Stored data entries:
☆ ☆ ☆ ☆ ☆

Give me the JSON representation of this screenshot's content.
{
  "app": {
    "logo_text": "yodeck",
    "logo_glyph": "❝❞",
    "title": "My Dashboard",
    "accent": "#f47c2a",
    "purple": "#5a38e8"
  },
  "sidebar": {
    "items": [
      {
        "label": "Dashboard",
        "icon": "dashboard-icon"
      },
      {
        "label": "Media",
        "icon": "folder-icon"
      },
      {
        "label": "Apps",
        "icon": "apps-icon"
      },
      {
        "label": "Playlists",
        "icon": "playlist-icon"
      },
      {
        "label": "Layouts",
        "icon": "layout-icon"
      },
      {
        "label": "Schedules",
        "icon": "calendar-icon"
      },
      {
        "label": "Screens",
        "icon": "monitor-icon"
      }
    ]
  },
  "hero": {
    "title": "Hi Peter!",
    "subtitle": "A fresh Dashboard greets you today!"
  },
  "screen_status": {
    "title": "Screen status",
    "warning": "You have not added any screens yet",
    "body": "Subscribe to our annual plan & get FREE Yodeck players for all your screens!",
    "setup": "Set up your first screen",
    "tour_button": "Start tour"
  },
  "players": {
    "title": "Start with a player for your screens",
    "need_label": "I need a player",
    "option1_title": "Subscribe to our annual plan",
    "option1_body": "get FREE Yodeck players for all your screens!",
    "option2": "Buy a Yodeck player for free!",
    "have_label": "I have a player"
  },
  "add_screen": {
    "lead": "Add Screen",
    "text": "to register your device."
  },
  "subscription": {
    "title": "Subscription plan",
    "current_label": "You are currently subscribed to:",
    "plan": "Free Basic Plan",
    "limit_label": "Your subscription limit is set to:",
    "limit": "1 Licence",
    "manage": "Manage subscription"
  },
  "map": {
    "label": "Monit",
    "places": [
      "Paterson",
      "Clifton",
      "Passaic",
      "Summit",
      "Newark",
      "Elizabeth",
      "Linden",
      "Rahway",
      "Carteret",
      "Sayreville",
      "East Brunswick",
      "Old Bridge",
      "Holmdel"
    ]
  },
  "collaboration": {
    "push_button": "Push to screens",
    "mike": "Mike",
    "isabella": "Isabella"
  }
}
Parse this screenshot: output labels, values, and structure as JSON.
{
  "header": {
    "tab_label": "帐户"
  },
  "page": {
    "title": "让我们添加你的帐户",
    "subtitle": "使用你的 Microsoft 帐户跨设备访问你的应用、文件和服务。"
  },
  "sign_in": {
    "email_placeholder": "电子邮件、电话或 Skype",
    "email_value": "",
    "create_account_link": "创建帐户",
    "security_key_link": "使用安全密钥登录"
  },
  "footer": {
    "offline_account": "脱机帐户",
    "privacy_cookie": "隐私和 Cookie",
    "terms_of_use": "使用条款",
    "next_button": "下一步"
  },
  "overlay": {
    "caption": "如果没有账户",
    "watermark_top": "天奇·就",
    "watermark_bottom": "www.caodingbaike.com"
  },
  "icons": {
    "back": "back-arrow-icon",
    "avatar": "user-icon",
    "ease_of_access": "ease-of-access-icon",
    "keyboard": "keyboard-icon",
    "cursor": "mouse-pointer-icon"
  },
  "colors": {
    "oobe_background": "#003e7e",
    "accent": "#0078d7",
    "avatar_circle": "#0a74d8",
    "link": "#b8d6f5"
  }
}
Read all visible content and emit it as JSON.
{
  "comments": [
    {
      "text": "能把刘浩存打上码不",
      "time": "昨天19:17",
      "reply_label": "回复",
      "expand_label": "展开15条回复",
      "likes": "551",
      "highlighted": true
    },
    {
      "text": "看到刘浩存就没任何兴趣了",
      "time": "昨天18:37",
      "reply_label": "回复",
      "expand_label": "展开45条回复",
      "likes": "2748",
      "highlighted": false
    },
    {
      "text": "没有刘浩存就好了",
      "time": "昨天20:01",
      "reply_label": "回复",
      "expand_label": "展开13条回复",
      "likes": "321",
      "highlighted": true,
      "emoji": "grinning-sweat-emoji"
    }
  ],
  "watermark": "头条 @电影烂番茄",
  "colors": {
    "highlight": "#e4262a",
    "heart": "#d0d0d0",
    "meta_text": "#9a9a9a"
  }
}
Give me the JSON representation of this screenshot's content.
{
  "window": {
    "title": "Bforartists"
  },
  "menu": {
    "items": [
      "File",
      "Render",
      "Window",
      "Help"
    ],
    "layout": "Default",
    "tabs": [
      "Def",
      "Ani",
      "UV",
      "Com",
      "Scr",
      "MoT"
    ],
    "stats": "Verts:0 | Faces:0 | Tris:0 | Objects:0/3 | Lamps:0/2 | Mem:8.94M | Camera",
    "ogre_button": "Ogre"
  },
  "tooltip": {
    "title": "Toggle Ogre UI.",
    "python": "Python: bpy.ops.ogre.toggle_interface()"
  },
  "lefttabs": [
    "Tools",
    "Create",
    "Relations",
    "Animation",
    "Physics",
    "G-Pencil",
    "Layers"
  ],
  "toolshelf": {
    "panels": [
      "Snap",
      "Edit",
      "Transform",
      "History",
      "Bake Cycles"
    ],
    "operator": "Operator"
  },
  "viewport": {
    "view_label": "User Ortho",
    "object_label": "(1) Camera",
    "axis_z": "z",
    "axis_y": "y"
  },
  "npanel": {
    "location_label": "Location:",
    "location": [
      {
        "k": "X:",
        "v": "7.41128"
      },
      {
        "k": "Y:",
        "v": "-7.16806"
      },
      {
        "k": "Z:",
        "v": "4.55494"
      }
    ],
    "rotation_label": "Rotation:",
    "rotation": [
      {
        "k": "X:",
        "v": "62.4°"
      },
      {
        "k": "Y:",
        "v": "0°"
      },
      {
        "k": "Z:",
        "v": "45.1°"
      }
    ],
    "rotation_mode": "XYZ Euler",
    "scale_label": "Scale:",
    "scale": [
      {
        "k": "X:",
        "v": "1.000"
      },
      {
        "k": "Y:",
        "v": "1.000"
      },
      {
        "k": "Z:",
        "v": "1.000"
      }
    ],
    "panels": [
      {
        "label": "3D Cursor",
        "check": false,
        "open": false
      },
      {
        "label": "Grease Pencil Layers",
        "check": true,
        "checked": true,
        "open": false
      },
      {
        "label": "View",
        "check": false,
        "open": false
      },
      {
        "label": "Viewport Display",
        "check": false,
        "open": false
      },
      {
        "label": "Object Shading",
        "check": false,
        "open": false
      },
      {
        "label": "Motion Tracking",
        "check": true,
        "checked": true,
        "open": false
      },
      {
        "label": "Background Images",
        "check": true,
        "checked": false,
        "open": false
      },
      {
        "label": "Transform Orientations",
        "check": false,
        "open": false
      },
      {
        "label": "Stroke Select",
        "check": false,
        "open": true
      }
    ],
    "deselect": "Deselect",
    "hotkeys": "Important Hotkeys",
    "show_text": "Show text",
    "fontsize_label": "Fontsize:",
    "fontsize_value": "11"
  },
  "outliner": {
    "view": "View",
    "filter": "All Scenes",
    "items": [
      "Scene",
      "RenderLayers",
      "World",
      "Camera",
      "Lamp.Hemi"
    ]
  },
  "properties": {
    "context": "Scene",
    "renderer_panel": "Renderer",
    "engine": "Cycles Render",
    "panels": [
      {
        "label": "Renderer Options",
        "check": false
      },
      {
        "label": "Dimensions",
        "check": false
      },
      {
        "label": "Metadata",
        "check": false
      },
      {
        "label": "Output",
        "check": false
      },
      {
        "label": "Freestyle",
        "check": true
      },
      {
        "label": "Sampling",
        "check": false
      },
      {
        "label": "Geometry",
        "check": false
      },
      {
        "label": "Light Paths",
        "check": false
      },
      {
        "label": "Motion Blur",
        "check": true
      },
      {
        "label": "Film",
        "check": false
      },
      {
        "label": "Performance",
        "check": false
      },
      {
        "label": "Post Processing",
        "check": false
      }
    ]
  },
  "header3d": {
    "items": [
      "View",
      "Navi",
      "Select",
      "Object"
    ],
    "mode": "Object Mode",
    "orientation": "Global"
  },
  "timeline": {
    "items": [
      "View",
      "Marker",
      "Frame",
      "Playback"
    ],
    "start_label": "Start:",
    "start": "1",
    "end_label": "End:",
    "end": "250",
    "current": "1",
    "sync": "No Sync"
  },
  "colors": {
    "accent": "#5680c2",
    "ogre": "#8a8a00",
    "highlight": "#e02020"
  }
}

☆ ☆ ☆ ☆ ☆

=== GIVEN INSTRUCTION ===
Copy all lines above containing the string "plan".

=== TASK SOLUTION ===
    "body": "Subscribe to our annual plan & get FREE Yodeck players for all your screens!",
    "option1_title": "Subscribe to our annual plan",
    "title": "Subscription plan",
    "plan": "Free Basic Plan",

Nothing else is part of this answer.